EXERCISE PROMPT:
Copy every line of the data in which the word "single" occurs.
[BEGIN DATA SUPPLIED]
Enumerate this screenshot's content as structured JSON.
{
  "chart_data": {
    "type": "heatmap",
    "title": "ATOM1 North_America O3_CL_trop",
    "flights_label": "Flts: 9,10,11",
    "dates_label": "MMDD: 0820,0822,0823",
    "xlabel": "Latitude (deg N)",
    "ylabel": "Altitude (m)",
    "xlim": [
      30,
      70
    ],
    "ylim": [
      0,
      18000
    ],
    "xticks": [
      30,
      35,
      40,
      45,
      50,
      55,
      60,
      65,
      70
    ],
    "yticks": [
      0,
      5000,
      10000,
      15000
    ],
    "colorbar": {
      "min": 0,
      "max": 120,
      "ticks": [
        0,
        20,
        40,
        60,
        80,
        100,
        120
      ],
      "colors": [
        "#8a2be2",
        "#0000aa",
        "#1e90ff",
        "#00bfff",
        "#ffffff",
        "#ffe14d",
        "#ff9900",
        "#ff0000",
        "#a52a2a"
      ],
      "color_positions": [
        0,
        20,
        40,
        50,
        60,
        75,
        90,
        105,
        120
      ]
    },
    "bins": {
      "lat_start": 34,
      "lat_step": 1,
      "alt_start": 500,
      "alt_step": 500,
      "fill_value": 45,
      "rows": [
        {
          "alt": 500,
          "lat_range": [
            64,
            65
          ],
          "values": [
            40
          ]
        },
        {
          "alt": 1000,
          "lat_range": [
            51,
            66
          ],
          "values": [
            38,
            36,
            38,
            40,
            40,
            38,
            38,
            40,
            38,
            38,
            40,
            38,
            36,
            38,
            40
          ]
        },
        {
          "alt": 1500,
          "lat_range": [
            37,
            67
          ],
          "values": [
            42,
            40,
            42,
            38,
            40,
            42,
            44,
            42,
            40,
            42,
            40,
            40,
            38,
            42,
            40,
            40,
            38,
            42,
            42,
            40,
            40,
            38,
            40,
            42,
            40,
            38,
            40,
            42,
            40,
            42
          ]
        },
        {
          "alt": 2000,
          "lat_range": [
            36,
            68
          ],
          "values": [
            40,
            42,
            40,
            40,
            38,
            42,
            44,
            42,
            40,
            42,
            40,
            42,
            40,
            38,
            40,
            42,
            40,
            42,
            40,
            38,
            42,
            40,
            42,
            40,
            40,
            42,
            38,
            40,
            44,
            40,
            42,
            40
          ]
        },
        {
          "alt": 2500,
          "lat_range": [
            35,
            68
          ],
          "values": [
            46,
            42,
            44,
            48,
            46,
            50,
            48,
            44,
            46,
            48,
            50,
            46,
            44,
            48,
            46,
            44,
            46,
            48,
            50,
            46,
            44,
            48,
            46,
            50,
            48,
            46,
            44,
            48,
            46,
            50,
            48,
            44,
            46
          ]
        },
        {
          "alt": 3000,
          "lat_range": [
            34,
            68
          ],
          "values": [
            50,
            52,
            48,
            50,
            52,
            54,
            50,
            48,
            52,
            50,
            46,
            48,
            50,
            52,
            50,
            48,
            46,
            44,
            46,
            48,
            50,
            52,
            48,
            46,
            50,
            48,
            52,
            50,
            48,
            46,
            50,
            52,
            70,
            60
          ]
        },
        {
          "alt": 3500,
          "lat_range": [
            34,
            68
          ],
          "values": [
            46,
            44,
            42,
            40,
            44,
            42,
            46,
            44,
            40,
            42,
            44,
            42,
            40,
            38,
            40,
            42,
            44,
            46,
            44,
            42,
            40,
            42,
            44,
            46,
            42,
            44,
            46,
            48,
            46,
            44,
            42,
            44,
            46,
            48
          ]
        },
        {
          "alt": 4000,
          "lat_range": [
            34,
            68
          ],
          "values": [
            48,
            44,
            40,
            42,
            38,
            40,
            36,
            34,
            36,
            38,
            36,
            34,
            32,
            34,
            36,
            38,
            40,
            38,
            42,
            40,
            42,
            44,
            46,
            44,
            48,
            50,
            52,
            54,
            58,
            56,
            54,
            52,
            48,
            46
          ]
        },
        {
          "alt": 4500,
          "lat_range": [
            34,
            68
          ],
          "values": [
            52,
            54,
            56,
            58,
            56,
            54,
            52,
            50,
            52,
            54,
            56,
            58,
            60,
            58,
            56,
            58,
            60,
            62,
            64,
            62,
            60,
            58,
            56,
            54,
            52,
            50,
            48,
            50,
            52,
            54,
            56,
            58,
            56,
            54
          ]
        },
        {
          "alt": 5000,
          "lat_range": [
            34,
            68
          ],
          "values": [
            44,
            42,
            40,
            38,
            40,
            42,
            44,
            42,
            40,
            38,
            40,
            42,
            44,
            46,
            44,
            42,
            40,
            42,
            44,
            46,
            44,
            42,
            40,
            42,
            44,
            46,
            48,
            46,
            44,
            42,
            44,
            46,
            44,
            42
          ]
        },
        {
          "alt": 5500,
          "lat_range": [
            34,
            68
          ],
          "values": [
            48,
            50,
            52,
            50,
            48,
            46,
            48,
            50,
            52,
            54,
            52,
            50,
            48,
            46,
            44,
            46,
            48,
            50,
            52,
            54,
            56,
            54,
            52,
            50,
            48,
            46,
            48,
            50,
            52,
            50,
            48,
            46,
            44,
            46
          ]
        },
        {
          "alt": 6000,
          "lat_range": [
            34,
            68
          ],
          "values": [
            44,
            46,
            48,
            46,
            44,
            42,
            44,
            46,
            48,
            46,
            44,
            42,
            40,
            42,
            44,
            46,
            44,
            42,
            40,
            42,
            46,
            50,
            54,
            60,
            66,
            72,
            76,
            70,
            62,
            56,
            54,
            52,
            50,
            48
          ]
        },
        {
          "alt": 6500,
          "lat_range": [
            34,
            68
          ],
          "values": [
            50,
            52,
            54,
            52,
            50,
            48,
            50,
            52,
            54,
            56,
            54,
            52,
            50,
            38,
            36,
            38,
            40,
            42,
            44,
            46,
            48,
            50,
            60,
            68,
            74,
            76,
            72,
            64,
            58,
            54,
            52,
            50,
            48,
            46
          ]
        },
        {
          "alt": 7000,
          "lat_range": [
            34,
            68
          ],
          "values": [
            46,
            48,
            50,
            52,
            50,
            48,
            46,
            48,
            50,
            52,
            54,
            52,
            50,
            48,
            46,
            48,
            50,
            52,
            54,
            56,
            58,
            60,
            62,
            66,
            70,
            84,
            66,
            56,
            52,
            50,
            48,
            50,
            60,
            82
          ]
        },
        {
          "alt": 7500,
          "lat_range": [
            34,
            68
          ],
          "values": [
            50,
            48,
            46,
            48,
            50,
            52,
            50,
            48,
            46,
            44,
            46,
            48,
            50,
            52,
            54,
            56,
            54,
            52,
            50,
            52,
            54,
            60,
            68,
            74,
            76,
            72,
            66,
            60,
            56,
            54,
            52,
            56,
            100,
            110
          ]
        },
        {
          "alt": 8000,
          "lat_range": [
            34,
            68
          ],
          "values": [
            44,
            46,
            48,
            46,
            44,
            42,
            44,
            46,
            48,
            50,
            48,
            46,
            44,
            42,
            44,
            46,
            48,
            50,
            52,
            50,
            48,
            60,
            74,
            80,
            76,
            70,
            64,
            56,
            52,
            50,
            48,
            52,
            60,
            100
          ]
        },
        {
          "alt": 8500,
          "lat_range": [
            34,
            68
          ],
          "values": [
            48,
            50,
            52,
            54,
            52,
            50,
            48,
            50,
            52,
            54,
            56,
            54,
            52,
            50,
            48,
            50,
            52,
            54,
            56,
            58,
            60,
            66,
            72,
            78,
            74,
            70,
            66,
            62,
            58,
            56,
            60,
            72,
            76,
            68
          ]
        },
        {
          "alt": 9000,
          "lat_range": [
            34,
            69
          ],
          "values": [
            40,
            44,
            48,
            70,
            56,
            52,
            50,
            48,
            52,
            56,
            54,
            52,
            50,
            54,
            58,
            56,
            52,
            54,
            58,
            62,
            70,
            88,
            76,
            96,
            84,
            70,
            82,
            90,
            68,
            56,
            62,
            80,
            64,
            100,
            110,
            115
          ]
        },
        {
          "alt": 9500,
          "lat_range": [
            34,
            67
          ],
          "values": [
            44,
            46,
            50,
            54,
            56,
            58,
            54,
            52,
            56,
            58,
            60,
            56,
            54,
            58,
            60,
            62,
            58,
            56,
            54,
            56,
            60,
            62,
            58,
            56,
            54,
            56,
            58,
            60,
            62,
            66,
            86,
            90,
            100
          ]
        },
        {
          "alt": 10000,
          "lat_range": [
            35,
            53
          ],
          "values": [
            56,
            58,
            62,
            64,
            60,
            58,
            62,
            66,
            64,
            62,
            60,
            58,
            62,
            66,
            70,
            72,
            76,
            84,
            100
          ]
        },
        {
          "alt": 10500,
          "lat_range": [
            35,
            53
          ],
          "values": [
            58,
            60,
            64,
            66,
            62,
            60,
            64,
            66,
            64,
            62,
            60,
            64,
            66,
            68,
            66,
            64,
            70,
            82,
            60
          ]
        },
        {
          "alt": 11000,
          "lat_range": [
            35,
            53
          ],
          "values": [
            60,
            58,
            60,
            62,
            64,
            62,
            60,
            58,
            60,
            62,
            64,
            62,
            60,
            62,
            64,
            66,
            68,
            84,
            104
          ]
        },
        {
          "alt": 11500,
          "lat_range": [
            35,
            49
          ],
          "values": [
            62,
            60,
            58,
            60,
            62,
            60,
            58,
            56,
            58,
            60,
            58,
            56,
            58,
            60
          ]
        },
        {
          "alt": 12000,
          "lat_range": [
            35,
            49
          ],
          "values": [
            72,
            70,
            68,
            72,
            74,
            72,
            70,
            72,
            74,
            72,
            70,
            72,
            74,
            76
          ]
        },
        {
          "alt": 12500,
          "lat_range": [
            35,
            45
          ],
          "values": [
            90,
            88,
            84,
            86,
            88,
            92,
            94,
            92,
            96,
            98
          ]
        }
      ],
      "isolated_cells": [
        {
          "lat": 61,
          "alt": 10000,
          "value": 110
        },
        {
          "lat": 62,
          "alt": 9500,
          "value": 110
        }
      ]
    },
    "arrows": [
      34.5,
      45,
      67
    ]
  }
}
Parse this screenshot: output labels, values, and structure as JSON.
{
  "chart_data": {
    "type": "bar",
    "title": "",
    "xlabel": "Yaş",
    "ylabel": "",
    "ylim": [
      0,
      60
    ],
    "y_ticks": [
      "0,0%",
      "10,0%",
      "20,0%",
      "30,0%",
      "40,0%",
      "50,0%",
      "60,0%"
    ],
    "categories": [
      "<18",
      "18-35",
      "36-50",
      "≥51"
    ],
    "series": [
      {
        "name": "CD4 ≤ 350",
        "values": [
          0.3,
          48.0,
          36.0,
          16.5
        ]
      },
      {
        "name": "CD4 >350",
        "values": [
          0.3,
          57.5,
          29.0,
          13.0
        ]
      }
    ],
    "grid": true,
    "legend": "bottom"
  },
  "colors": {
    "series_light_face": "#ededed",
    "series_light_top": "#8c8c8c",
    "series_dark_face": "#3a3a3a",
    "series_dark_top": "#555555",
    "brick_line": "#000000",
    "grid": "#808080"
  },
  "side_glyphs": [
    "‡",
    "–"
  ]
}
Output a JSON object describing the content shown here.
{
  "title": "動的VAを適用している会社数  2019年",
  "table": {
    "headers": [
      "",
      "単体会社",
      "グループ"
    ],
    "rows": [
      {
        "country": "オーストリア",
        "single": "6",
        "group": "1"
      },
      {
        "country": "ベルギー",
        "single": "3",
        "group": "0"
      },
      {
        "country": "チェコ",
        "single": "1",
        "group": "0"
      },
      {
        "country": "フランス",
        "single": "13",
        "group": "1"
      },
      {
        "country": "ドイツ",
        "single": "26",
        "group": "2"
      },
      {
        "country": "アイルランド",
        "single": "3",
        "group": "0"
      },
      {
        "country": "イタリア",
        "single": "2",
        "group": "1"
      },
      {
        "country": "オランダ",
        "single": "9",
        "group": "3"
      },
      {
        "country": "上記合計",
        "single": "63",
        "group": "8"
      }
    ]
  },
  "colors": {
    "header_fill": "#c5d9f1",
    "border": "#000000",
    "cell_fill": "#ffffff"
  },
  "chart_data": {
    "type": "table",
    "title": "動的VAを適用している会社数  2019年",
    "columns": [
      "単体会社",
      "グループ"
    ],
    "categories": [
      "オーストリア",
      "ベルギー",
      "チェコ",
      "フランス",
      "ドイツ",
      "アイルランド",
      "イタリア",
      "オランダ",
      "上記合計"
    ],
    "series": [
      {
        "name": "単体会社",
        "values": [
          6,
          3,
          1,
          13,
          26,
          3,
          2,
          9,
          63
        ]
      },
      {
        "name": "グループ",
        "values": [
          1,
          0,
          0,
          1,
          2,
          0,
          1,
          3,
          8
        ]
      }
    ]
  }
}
[END DATA SUPPLIED]
FINAL RESULT:
        "single": "6",
        "single": "3",
        "single": "1",
        "single": "13",
        "single": "26",
        "single": "3",
        "single": "2",
        "single": "9",
        "single": "63",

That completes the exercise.